-------- Supplied information
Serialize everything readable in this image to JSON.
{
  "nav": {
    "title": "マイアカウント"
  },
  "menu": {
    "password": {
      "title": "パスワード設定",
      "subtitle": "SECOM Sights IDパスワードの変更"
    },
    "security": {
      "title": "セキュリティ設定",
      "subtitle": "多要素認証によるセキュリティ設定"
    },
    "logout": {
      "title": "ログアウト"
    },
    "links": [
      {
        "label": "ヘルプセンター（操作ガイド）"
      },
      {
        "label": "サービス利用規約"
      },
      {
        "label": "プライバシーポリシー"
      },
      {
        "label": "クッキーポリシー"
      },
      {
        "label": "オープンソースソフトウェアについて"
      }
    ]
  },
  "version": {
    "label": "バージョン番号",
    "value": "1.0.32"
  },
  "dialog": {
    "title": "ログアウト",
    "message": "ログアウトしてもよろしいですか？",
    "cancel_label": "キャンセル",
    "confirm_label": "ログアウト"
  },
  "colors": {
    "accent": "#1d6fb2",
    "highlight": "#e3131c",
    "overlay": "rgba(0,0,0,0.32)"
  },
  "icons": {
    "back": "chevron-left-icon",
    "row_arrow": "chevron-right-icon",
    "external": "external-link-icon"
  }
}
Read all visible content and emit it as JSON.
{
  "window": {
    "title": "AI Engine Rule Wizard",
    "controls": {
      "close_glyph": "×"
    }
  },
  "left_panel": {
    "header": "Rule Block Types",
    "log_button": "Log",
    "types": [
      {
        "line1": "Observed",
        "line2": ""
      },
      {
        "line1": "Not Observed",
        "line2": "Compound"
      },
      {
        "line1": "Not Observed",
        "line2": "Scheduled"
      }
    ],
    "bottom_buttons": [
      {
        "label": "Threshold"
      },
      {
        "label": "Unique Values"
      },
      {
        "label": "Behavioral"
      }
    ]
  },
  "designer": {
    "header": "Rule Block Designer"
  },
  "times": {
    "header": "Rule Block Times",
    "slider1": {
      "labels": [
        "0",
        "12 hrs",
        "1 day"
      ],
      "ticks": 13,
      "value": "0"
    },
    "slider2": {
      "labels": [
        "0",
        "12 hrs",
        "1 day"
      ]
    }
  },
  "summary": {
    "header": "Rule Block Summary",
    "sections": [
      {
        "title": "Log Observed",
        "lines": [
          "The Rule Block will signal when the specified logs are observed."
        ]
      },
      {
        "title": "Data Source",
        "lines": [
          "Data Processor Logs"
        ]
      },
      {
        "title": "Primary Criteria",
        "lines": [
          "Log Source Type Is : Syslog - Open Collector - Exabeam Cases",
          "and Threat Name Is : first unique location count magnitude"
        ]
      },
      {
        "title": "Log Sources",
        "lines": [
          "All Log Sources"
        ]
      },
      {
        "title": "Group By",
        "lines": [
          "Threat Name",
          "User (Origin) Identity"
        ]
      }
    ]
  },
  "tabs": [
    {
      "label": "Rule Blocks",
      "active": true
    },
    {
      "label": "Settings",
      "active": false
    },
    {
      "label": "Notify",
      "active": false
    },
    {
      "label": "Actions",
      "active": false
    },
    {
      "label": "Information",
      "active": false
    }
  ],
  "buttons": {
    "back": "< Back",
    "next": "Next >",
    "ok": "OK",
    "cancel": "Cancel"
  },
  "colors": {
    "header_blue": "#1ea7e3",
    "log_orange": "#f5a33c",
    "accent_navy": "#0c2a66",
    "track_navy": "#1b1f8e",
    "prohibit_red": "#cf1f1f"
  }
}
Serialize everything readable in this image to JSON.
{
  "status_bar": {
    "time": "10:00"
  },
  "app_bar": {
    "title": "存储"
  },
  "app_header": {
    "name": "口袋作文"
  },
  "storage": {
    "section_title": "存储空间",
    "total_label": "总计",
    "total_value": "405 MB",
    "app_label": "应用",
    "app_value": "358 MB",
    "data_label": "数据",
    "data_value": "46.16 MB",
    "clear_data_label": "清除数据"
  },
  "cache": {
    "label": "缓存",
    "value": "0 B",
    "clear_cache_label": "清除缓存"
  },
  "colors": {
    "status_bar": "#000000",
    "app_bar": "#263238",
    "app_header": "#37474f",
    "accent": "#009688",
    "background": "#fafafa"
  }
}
----------------
• **Exercise directions**: All of the entries above need to be reproduced exactly.

• **Exercise answer**:
Serialize everything readable in this image to JSON.
{
  "nav": {
    "title": "マイアカウント"
  },
  "menu": {
    "password": {
      "title": "パスワード設定",
      "subtitle": "SECOM Sights IDパスワードの変更"
    },
    "security": {
      "title": "セキュリティ設定",
      "subtitle": "多要素認証によるセキュリティ設定"
    },
    "logout": {
      "title": "ログアウト"
    },
    "links": [
      {
        "label": "ヘルプセンター（操作ガイド）"
      },
      {
        "label": "サービス利用規約"
      },
      {
        "label": "プライバシーポリシー"
      },
      {
        "label": "クッキーポリシー"
      },
      {
        "label": "オープンソースソフトウェアについて"
      }
    ]
  },
  "version": {
    "label": "バージョン番号",
    "value": "1.0.32"
  },
  "dialog": {
    "title": "ログアウト",
    "message": "ログアウトしてもよろしいですか？",
    "cancel_label": "キャンセル",
    "confirm_label": "ログアウト"
  },
  "colors": {
    "accent": "#1d6fb2",
    "highlight": "#e3131c",
    "overlay": "rgba(0,0,0,0.32)"
  },
  "icons": {
    "back": "chevron-left-icon",
    "row_arrow": "chevron-right-icon",
    "external": "external-link-icon"
  }
}
Read all visible content and emit it as JSON.
{
  "window": {
    "title": "AI Engine Rule Wizard",
    "controls": {
      "close_glyph": "×"
    }
  },
  "left_panel": {
    "header": "Rule Block Types",
    "log_button": "Log",
    "types": [
      {
        "line1": "Observed",
        "line2": ""
      },
      {
        "line1": "Not Observed",
        "line2": "Compound"
      },
      {
        "line1": "Not Observed",
        "line2": "Scheduled"
      }
    ],
    "bottom_buttons": [
      {
        "label": "Threshold"
      },
      {
        "label": "Unique Values"
      },
      {
        "label": "Behavioral"
      }
    ]
  },
  "designer": {
    "header": "Rule Block Designer"
  },
  "times": {
    "header": "Rule Block Times",
    "slider1": {
      "labels": [
        "0",
        "12 hrs",
        "1 day"
      ],
      "ticks": 13,
      "value": "0"
    },
    "slider2": {
      "labels": [
        "0",
        "12 hrs",
        "1 day"
      ]
    }
  },
  "summary": {
    "header": "Rule Block Summary",
    "sections": [
      {
        "title": "Log Observed",
        "lines": [
          "The Rule Block will signal when the specified logs are observed."
        ]
      },
      {
        "title": "Data Source",
        "lines": [
          "Data Processor Logs"
        ]
      },
      {
        "title": "Primary Criteria",
        "lines": [
          "Log Source Type Is : Syslog - Open Collector - Exabeam Cases",
          "and Threat Name Is : first unique location count magnitude"
        ]
      },
      {
        "title": "Log Sources",
        "lines": [
          "All Log Sources"
        ]
      },
      {
        "title": "Group By",
        "lines": [
          "Threat Name",
          "User (Origin) Identity"
        ]
      }
    ]
  },
  "tabs": [
    {
      "label": "Rule Blocks",
      "active": true
    },
    {
      "label": "Settings",
      "active": false
    },
    {
      "label": "Notify",
      "active": false
    },
    {
      "label": "Actions",
      "active": false
    },
    {
      "label": "Information",
      "active": false
    }
  ],
  "buttons": {
    "back": "< Back",
    "next": "Next >",
    "ok": "OK",
    "cancel": "Cancel"
  },
  "colors": {
    "header_blue": "#1ea7e3",
    "log_orange": "#f5a33c",
    "accent_navy": "#0c2a66",
    "track_navy": "#1b1f8e",
    "prohibit_red": "#cf1f1f"
  }
}
Serialize everything readable in this image to JSON.
{
  "status_bar": {
    "time": "10:00"
  },
  "app_bar": {
    "title": "存储"
  },
  "app_header": {
    "name": "口袋作文"
  },
  "storage": {
    "section_title": "存储空间",
    "total_label": "总计",
    "total_value": "405 MB",
    "app_label": "应用",
    "app_value": "358 MB",
    "data_label": "数据",
    "data_value": "46.16 MB",
    "clear_data_label": "清除数据"
  },
  "cache": {
    "label": "缓存",
    "value": "0 B",
    "clear_cache_label": "清除缓存"
  },
  "colors": {
    "status_bar": "#000000",
    "app_bar": "#263238",
    "app_header": "#37474f",
    "accent": "#009688",
    "background": "#fafafa"
  }
}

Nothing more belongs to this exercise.